**Work to be completed:**
Work out how many lines in the entries below include the word "EURUSD". Give nothing but the number.

Start of Dataset

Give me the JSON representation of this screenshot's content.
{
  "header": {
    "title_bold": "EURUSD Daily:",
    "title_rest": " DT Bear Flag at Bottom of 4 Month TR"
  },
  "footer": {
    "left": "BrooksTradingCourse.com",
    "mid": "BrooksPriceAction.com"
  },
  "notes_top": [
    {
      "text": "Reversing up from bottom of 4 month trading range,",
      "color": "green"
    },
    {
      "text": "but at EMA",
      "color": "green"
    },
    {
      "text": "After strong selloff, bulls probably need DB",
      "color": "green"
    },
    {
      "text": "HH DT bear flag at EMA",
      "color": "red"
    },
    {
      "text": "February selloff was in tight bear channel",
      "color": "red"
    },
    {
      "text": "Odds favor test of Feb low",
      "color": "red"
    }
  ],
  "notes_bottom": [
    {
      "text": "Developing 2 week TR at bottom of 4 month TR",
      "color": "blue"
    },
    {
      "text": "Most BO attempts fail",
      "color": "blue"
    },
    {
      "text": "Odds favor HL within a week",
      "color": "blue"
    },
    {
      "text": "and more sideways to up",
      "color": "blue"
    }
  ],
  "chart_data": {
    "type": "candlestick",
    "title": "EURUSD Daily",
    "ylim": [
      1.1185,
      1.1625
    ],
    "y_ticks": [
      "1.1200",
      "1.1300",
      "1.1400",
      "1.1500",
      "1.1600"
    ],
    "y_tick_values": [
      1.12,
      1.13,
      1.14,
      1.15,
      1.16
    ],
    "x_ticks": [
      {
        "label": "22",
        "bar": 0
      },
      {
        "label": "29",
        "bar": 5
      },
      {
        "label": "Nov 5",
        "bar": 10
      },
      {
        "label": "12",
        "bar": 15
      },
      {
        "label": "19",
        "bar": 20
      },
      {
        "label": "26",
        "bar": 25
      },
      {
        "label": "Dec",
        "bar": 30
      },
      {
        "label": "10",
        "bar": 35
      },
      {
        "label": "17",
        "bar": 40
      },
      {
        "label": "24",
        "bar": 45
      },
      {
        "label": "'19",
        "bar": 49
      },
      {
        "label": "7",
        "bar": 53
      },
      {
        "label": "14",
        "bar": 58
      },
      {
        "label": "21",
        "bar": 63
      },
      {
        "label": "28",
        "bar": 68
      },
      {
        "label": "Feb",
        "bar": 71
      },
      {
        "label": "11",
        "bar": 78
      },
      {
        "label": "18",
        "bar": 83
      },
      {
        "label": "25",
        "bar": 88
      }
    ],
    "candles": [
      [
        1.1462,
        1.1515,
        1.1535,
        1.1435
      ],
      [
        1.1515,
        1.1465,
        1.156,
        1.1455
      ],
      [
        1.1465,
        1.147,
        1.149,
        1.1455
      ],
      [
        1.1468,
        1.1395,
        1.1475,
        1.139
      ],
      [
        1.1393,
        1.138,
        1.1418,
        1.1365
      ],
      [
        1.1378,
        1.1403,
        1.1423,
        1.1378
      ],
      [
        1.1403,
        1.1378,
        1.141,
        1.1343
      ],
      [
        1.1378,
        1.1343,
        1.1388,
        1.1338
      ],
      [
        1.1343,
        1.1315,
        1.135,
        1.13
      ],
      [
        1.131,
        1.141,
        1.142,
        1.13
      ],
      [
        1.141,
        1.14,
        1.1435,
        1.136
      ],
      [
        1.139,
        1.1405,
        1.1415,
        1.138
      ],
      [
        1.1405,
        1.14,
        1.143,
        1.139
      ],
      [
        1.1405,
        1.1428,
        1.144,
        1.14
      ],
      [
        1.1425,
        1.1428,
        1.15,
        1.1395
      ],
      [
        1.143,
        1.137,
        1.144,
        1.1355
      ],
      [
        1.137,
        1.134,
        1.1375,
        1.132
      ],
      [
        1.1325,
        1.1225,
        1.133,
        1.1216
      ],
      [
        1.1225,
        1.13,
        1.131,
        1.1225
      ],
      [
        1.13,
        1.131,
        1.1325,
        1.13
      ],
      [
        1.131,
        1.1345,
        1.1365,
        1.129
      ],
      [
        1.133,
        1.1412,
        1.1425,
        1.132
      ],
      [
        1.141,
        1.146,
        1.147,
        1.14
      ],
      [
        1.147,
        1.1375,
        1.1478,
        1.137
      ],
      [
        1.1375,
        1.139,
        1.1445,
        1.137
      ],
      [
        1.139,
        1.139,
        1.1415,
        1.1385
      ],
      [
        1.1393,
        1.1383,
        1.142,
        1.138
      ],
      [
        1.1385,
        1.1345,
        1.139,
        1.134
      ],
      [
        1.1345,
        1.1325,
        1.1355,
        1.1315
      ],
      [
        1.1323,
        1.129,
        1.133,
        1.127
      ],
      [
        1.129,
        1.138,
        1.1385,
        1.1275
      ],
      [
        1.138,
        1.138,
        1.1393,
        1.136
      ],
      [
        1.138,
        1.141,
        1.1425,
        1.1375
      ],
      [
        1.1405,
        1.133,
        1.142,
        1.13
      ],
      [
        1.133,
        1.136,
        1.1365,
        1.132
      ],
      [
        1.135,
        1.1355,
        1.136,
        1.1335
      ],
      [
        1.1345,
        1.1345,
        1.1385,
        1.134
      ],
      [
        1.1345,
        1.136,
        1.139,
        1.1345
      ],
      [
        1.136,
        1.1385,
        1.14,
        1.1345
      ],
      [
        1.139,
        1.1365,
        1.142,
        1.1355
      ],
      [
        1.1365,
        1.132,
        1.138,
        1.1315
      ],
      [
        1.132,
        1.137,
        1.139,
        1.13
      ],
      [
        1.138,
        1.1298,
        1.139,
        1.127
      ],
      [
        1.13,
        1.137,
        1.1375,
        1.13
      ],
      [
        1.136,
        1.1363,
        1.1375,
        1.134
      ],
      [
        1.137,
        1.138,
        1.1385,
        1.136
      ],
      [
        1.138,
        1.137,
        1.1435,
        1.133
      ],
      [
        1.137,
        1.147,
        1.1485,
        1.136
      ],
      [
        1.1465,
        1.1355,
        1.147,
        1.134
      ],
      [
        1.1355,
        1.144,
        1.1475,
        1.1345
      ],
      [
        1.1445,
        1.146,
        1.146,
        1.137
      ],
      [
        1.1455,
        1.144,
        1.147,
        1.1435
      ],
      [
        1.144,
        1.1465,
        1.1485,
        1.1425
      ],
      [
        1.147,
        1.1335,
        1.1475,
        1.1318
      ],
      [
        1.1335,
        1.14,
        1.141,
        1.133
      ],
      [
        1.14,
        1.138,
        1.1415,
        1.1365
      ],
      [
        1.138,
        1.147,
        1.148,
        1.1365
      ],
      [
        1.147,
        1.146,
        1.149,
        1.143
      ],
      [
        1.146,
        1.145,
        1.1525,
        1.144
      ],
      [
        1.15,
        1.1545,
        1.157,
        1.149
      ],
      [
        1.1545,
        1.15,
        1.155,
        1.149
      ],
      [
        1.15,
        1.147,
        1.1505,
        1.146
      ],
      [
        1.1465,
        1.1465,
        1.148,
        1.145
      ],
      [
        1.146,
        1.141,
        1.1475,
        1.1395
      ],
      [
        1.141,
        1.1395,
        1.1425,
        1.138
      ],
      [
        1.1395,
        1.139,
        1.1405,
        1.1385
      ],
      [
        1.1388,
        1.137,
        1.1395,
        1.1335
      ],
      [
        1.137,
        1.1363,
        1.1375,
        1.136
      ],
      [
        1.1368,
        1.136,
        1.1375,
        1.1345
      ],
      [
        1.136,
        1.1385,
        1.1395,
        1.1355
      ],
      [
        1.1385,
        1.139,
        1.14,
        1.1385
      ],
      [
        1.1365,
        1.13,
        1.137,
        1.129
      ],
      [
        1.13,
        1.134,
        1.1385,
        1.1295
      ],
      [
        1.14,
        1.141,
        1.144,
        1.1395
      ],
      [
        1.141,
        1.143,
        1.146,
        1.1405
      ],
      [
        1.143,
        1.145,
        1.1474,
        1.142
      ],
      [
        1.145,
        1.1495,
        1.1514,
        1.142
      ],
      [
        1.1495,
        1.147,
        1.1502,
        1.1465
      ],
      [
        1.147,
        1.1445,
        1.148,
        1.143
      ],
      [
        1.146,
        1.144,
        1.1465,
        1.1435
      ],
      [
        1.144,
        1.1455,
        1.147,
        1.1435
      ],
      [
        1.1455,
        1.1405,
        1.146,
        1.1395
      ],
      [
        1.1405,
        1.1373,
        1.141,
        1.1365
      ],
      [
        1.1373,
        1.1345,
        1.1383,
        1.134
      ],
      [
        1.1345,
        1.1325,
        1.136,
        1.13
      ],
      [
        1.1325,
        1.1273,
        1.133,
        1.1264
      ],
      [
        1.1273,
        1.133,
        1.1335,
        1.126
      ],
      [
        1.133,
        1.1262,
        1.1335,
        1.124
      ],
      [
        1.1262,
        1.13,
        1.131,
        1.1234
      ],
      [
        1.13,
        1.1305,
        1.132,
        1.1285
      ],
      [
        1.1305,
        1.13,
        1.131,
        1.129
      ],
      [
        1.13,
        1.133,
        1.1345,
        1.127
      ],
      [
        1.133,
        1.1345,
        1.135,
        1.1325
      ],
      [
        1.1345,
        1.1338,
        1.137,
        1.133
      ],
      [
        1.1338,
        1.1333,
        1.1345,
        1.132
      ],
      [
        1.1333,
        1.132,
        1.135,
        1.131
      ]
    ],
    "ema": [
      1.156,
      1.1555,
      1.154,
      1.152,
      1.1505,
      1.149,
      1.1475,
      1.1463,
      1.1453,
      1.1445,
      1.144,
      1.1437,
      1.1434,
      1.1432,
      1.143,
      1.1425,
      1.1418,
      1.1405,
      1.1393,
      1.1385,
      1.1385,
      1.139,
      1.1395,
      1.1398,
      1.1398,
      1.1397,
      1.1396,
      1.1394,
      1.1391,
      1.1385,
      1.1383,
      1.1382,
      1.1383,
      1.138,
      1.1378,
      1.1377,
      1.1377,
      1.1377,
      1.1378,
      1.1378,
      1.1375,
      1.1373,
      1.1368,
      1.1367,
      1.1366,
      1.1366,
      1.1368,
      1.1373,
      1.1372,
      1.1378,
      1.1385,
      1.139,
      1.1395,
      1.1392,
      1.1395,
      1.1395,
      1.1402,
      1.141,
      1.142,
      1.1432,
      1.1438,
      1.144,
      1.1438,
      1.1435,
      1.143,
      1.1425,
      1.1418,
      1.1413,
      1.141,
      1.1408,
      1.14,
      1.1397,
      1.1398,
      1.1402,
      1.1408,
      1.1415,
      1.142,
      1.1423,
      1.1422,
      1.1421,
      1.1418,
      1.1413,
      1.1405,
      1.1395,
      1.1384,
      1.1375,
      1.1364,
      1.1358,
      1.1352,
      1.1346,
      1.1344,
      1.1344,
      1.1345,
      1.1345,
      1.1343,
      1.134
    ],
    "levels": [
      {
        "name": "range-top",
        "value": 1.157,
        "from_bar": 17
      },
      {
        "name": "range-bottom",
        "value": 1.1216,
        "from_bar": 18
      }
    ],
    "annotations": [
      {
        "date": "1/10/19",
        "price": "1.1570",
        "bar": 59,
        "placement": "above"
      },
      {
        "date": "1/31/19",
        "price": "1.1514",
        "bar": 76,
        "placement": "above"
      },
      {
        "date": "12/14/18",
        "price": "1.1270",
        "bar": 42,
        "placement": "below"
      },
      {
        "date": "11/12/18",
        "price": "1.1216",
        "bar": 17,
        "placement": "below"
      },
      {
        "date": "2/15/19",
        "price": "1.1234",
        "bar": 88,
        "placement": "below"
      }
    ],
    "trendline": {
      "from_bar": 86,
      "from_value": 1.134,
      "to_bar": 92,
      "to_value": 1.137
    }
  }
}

End of Dataset

**Solution for this task:**
2